Task prompt -
Write out the listing beneath this instruction in its entirety, exactly as it reads.

(Figure collection entries)

----------

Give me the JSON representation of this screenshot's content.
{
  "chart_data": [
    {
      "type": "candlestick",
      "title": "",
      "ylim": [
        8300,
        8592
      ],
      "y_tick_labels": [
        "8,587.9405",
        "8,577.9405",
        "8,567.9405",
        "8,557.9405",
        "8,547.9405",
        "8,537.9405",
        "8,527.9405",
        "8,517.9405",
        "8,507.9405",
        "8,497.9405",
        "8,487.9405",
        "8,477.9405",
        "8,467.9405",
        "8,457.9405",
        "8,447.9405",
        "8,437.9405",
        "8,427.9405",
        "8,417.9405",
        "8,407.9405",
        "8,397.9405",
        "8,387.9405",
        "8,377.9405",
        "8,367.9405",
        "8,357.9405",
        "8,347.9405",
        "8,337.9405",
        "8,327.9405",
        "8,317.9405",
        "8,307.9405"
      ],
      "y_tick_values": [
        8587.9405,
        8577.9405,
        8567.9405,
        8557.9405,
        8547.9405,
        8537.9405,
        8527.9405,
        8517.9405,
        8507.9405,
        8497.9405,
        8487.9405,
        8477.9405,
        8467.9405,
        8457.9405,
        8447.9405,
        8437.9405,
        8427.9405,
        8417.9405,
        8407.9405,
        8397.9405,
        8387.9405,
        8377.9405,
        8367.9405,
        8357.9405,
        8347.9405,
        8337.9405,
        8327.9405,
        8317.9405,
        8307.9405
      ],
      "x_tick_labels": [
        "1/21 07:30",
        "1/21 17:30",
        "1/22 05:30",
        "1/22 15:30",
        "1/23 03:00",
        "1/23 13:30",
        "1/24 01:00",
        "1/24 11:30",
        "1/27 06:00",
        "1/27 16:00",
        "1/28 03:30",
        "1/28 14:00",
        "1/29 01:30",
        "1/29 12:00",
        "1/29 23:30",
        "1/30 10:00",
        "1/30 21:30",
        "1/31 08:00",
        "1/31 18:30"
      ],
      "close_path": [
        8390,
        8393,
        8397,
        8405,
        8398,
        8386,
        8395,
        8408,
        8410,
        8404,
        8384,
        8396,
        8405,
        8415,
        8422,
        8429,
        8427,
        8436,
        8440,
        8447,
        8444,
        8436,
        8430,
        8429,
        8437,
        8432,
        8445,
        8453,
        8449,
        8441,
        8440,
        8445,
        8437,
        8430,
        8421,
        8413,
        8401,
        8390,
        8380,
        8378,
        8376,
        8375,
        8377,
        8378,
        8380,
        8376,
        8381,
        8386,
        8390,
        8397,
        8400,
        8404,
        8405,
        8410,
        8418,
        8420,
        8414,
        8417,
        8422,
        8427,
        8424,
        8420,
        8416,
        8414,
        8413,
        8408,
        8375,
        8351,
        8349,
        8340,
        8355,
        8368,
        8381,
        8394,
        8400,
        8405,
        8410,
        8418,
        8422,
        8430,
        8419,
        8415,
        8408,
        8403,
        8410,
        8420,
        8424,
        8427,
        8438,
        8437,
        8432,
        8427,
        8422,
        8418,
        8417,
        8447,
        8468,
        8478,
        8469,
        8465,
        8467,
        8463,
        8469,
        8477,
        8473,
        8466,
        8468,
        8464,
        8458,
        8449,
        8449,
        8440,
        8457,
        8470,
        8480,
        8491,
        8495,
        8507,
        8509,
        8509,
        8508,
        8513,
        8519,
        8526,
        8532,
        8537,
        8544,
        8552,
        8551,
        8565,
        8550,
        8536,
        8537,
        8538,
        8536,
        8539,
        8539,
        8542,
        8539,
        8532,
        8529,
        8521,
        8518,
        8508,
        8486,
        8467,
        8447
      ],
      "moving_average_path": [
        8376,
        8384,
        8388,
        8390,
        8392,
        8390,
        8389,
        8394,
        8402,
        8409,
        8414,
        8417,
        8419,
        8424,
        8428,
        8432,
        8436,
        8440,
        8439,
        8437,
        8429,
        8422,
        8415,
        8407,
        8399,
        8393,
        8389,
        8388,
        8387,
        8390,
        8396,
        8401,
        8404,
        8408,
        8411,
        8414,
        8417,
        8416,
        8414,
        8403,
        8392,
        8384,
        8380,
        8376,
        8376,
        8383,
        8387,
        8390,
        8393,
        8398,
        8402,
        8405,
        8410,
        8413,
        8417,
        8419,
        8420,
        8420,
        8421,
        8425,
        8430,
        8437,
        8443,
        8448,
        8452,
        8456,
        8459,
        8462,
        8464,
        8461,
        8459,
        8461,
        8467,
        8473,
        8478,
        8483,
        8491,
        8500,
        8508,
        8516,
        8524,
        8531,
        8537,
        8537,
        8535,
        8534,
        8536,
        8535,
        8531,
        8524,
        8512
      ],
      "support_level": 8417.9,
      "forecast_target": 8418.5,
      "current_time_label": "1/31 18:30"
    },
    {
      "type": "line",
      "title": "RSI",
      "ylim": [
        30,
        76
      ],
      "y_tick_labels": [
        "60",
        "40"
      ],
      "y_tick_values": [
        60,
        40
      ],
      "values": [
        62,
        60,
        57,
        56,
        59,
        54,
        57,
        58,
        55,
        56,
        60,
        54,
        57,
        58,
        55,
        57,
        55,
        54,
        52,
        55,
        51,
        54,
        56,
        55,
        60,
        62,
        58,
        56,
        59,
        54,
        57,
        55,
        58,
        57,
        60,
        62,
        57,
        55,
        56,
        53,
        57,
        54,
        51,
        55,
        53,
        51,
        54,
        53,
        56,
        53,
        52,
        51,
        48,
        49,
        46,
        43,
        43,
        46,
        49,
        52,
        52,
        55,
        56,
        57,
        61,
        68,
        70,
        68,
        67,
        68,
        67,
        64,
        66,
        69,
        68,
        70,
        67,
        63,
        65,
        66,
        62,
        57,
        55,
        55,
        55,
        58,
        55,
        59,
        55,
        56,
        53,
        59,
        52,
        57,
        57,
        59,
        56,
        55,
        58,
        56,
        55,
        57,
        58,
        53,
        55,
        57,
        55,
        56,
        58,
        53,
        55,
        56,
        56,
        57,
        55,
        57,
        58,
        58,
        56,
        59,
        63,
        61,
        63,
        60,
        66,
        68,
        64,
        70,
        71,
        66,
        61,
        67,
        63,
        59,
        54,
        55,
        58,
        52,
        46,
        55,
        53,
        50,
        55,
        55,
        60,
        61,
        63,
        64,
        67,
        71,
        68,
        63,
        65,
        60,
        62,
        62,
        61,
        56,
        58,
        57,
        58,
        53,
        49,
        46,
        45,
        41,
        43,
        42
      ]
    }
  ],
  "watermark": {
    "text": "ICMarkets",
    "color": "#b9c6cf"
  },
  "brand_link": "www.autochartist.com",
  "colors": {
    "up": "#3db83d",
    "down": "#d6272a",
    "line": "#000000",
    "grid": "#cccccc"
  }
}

----------

Output -
Give me the JSON representation of this screenshot's content.
{
  "chart_data": [
    {
      "type": "candlestick",
      "title": "",
      "ylim": [
        8300,
        8592
      ],
      "y_tick_labels": [
        "8,587.9405",
        "8,577.9405",
        "8,567.9405",
        "8,557.9405",
        "8,547.9405",
        "8,537.9405",
        "8,527.9405",
        "8,517.9405",
        "8,507.9405",
        "8,497.9405",
        "8,487.9405",
        "8,477.9405",
        "8,467.9405",
        "8,457.9405",
        "8,447.9405",
        "8,437.9405",
        "8,427.9405",
        "8,417.9405",
        "8,407.9405",
        "8,397.9405",
        "8,387.9405",
        "8,377.9405",
        "8,367.9405",
        "8,357.9405",
        "8,347.9405",
        "8,337.9405",
        "8,327.9405",
        "8,317.9405",
        "8,307.9405"
      ],
      "y_tick_values": [
        8587.9405,
        8577.9405,
        8567.9405,
        8557.9405,
        8547.9405,
        8537.9405,
        8527.9405,
        8517.9405,
        8507.9405,
        8497.9405,
        8487.9405,
        8477.9405,
        8467.9405,
        8457.9405,
        8447.9405,
        8437.9405,
        8427.9405,
        8417.9405,
        8407.9405,
        8397.9405,
        8387.9405,
        8377.9405,
        8367.9405,
        8357.9405,
        8347.9405,
        8337.9405,
        8327.9405,
        8317.9405,
        8307.9405
      ],
      "x_tick_labels": [
        "1/21 07:30",
        "1/21 17:30",
        "1/22 05:30",
        "1/22 15:30",
        "1/23 03:00",
        "1/23 13:30",
        "1/24 01:00",
        "1/24 11:30",
        "1/27 06:00",
        "1/27 16:00",
        "1/28 03:30",
        "1/28 14:00",
        "1/29 01:30",
        "1/29 12:00",
        "1/29 23:30",
        "1/30 10:00",
        "1/30 21:30",
        "1/31 08:00",
        "1/31 18:30"
      ],
      "close_path": [
        8390,
        8393,
        8397,
        8405,
        8398,
        8386,
        8395,
        8408,
        8410,
        8404,
        8384,
        8396,
        8405,
        8415,
        8422,
        8429,
        8427,
        8436,
        8440,
        8447,
        8444,
        8436,
        8430,
        8429,
        8437,
        8432,
        8445,
        8453,
        8449,
        8441,
        8440,
        8445,
        8437,
        8430,
        8421,
        8413,
        8401,
        8390,
        8380,
        8378,
        8376,
        8375,
        8377,
        8378,
        8380,
        8376,
        8381,
        8386,
        8390,
        8397,
        8400,
        8404,
        8405,
        8410,
        8418,
        8420,
        8414,
        8417,
        8422,
        8427,
        8424,
        8420,
        8416,
        8414,
        8413,
        8408,
        8375,
        8351,
        8349,
        8340,
        8355,
        8368,
        8381,
        8394,
        8400,
        8405,
        8410,
        8418,
        8422,
        8430,
        8419,
        8415,
        8408,
        8403,
        8410,
        8420,
        8424,
        8427,
        8438,
        8437,
        8432,
        8427,
        8422,
        8418,
        8417,
        8447,
        8468,
        8478,
        8469,
        8465,
        8467,
        8463,
        8469,
        8477,
        8473,
        8466,
        8468,
        8464,
        8458,
        8449,
        8449,
        8440,
        8457,
        8470,
        8480,
        8491,
        8495,
        8507,
        8509,
        8509,
        8508,
        8513,
        8519,
        8526,
        8532,
        8537,
        8544,
        8552,
        8551,
        8565,
        8550,
        8536,
        8537,
        8538,
        8536,
        8539,
        8539,
        8542,
        8539,
        8532,
        8529,
        8521,
        8518,
        8508,
        8486,
        8467,
        8447
      ],
      "moving_average_path": [
        8376,
        8384,
        8388,
        8390,
        8392,
        8390,
        8389,
        8394,
        8402,
        8409,
        8414,
        8417,
        8419,
        8424,
        8428,
        8432,
        8436,
        8440,
        8439,
        8437,
        8429,
        8422,
        8415,
        8407,
        8399,
        8393,
        8389,
        8388,
        8387,
        8390,
        8396,
        8401,
        8404,
        8408,
        8411,
        8414,
        8417,
        8416,
        8414,
        8403,
        8392,
        8384,
        8380,
        8376,
        8376,
        8383,
        8387,
        8390,
        8393,
        8398,
        8402,
        8405,
        8410,
        8413,
        8417,
        8419,
        8420,
        8420,
        8421,
        8425,
        8430,
        8437,
        8443,
        8448,
        8452,
        8456,
        8459,
        8462,
        8464,
        8461,
        8459,
        8461,
        8467,
        8473,
        8478,
        8483,
        8491,
        8500,
        8508,
        8516,
        8524,
        8531,
        8537,
        8537,
        8535,
        8534,
        8536,
        8535,
        8531,
        8524,
        8512
      ],
      "support_level": 8417.9,
      "forecast_target": 8418.5,
      "current_time_label": "1/31 18:30"
    },
    {
      "type": "line",
      "title": "RSI",
      "ylim": [
        30,
        76
      ],
      "y_tick_labels": [
        "60",
        "40"
      ],
      "y_tick_values": [
        60,
        40
      ],
      "values": [
        62,
        60,
        57,
        56,
        59,
        54,
        57,
        58,
        55,
        56,
        60,
        54,
        57,
        58,
        55,
        57,
        55,
        54,
        52,
        55,
        51,
        54,
        56,
        55,
        60,
        62,
        58,
        56,
        59,
        54,
        57,
        55,
        58,
        57,
        60,
        62,
        57,
        55,
        56,
        53,
        57,
        54,
        51,
        55,
        53,
        51,
        54,
        53,
        56,
        53,
        52,
        51,
        48,
        49,
        46,
        43,
        43,
        46,
        49,
        52,
        52,
        55,
        56,
        57,
        61,
        68,
        70,
        68,
        67,
        68,
        67,
        64,
        66,
        69,
        68,
        70,
        67,
        63,
        65,
        66,
        62,
        57,
        55,
        55,
        55,
        58,
        55,
        59,
        55,
        56,
        53,
        59,
        52,
        57,
        57,
        59,
        56,
        55,
        58,
        56,
        55,
        57,
        58,
        53,
        55,
        57,
        55,
        56,
        58,
        53,
        55,
        56,
        56,
        57,
        55,
        57,
        58,
        58,
        56,
        59,
        63,
        61,
        63,
        60,
        66,
        68,
        64,
        70,
        71,
        66,
        61,
        67,
        63,
        59,
        54,
        55,
        58,
        52,
        46,
        55,
        53,
        50,
        55,
        55,
        60,
        61,
        63,
        64,
        67,
        71,
        68,
        63,
        65,
        60,
        62,
        62,
        61,
        56,
        58,
        57,
        58,
        53,
        49,
        46,
        45,
        41,
        43,
        42
      ]
    }
  ],
  "watermark": {
    "text": "ICMarkets",
    "color": "#b9c6cf"
  },
  "brand_link": "www.autochartist.com",
  "colors": {
    "up": "#3db83d",
    "down": "#d6272a",
    "line": "#000000",
    "grid": "#cccccc"
  }
}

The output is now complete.